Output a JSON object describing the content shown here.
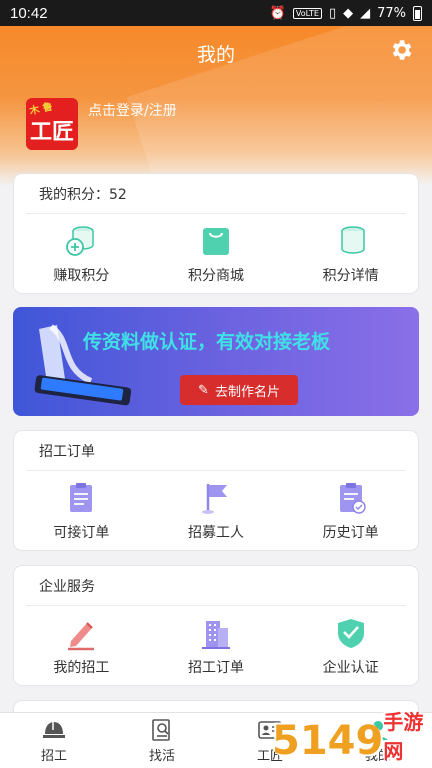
{
  "statusbar": {
    "time": "10:42",
    "volte": "VoLTE",
    "battery": "77%"
  },
  "header": {
    "title": "我的",
    "logo_tag": "木 鲁",
    "logo_text": "工匠",
    "login_text": "点击登录/注册"
  },
  "points": {
    "label": "我的积分：52",
    "items": [
      {
        "label": "赚取积分",
        "icon": "coins-plus-icon"
      },
      {
        "label": "积分商城",
        "icon": "shopping-bag-icon"
      },
      {
        "label": "积分详情",
        "icon": "coins-stack-icon"
      }
    ]
  },
  "banner": {
    "text": "传资料做认证，有效对接老板",
    "button": "去制作名片"
  },
  "orders": {
    "title": "招工订单",
    "items": [
      {
        "label": "可接订单",
        "icon": "clipboard-icon"
      },
      {
        "label": "招募工人",
        "icon": "flag-icon"
      },
      {
        "label": "历史订单",
        "icon": "clipboard-check-icon"
      }
    ]
  },
  "enterprise": {
    "title": "企业服务",
    "items": [
      {
        "label": "我的招工",
        "icon": "pencil-icon"
      },
      {
        "label": "招工订单",
        "icon": "building-icon"
      },
      {
        "label": "企业认证",
        "icon": "shield-check-icon"
      }
    ]
  },
  "tabs": [
    {
      "label": "招工",
      "icon": "helmet-icon"
    },
    {
      "label": "找活",
      "icon": "search-doc-icon"
    },
    {
      "label": "工匠",
      "icon": "id-card-icon"
    },
    {
      "label": "我的",
      "icon": "user-icon"
    }
  ],
  "watermark": {
    "text": "5149",
    "sub": "手游网"
  },
  "colors": {
    "accent": "#f6892a",
    "icon_green": "#3cc7a4",
    "icon_purple": "#8f86ea",
    "banner_btn": "#d72d2d"
  }
}
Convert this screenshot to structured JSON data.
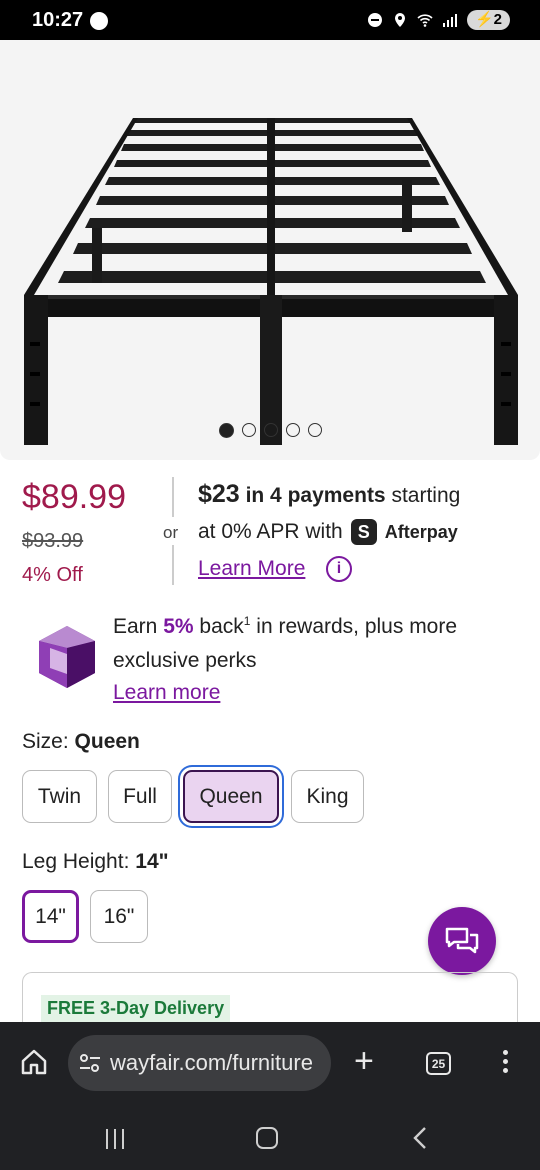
{
  "status_bar": {
    "time": "10:27",
    "messenger_icon": "messenger-icon",
    "battery": "2",
    "icons": [
      "dnd-icon",
      "location-icon",
      "wifi-icon",
      "signal-icon",
      "battery-icon"
    ]
  },
  "gallery": {
    "image_count": 5,
    "active_index": 0
  },
  "pricing": {
    "price": "$89.99",
    "original_price": "$93.99",
    "discount": "4% Off",
    "or_label": "or",
    "installment_amount": "$23",
    "installment_count_text": "in 4 payments",
    "installment_suffix": "starting",
    "apr_text": "at 0% APR with",
    "afterpay_badge": "S",
    "afterpay_name": "Afterpay",
    "learn_more": "Learn More",
    "info_icon": "i"
  },
  "rewards": {
    "earn_prefix": "Earn",
    "percent": "5%",
    "back_text": "back",
    "footnote": "1",
    "line1_suffix": "in rewards, plus more",
    "line2": "exclusive perks",
    "learn_more": "Learn more"
  },
  "size": {
    "label": "Size:",
    "selected": "Queen",
    "options": [
      "Twin",
      "Full",
      "Queen",
      "King"
    ]
  },
  "leg_height": {
    "label": "Leg Height:",
    "selected": "14\"",
    "options": [
      "14\"",
      "16\""
    ]
  },
  "delivery": {
    "badge": "FREE 3-Day Delivery"
  },
  "browser": {
    "url": "wayfair.com/furniture",
    "tab_count": "25"
  },
  "colors": {
    "accent_purple": "#7b189f",
    "price_red": "#a01a4c",
    "delivery_green": "#1b7a3a"
  }
}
═══
TASK OBJECTIVE
Quote every record above exactly, leaving out the pictures.

FULL SOLUTION
Output a JSON object describing the content shown here.
{
  "statusbar": {
    "time": "10:42",
    "volte": "VoLTE",
    "battery": "77%"
  },
  "header": {
    "title": "我的",
    "logo_tag": "木 鲁",
    "logo_text": "工匠",
    "login_text": "点击登录/注册"
  },
  "points": {
    "label": "我的积分：52",
    "items": [
      {
        "label": "赚取积分",
        "icon": "coins-plus-icon"
      },
      {
        "label": "积分商城",
        "icon": "shopping-bag-icon"
      },
      {
        "label": "积分详情",
        "icon": "coins-stack-icon"
      }
    ]
  },
  "banner": {
    "text": "传资料做认证，有效对接老板",
    "button": "去制作名片"
  },
  "orders": {
    "title": "招工订单",
    "items": [
      {
        "label": "可接订单",
        "icon": "clipboard-icon"
      },
      {
        "label": "招募工人",
        "icon": "flag-icon"
      },
      {
        "label": "历史订单",
        "icon": "clipboard-check-icon"
      }
    ]
  },
  "enterprise": {
    "title": "企业服务",
    "items": [
      {
        "label": "我的招工",
        "icon": "pencil-icon"
      },
      {
        "label": "招工订单",
        "icon": "building-icon"
      },
      {
        "label": "企业认证",
        "icon": "shield-check-icon"
      }
    ]
  },
  "tabs": [
    {
      "label": "招工",
      "icon": "helmet-icon"
    },
    {
      "label": "找活",
      "icon": "search-doc-icon"
    },
    {
      "label": "工匠",
      "icon": "id-card-icon"
    },
    {
      "label": "我的",
      "icon": "user-icon"
    }
  ],
  "watermark": {
    "text": "5149",
    "sub": "手游网"
  },
  "colors": {
    "accent": "#f6892a",
    "icon_green": "#3cc7a4",
    "icon_purple": "#8f86ea",
    "banner_btn": "#d72d2d"
  }
}
Convert this screenshot to structured JSON data.
{
  "status_bar": {
    "time": "10:27",
    "messenger_icon": "messenger-icon",
    "battery": "2",
    "icons": [
      "dnd-icon",
      "location-icon",
      "wifi-icon",
      "signal-icon",
      "battery-icon"
    ]
  },
  "gallery": {
    "image_count": 5,
    "active_index": 0
  },
  "pricing": {
    "price": "$89.99",
    "original_price": "$93.99",
    "discount": "4% Off",
    "or_label": "or",
    "installment_amount": "$23",
    "installment_count_text": "in 4 payments",
    "installment_suffix": "starting",
    "apr_text": "at 0% APR with",
    "afterpay_badge": "S",
    "afterpay_name": "Afterpay",
    "learn_more": "Learn More",
    "info_icon": "i"
  },
  "rewards": {
    "earn_prefix": "Earn",
    "percent": "5%",
    "back_text": "back",
    "footnote": "1",
    "line1_suffix": "in rewards, plus more",
    "line2": "exclusive perks",
    "learn_more": "Learn more"
  },
  "size": {
    "label": "Size:",
    "selected": "Queen",
    "options": [
      "Twin",
      "Full",
      "Queen",
      "King"
    ]
  },
  "leg_height": {
    "label": "Leg Height:",
    "selected": "14\"",
    "options": [
      "14\"",
      "16\""
    ]
  },
  "delivery": {
    "badge": "FREE 3-Day Delivery"
  },
  "browser": {
    "url": "wayfair.com/furniture",
    "tab_count": "25"
  },
  "colors": {
    "accent_purple": "#7b189f",
    "price_red": "#a01a4c",
    "delivery_green": "#1b7a3a"
  }
}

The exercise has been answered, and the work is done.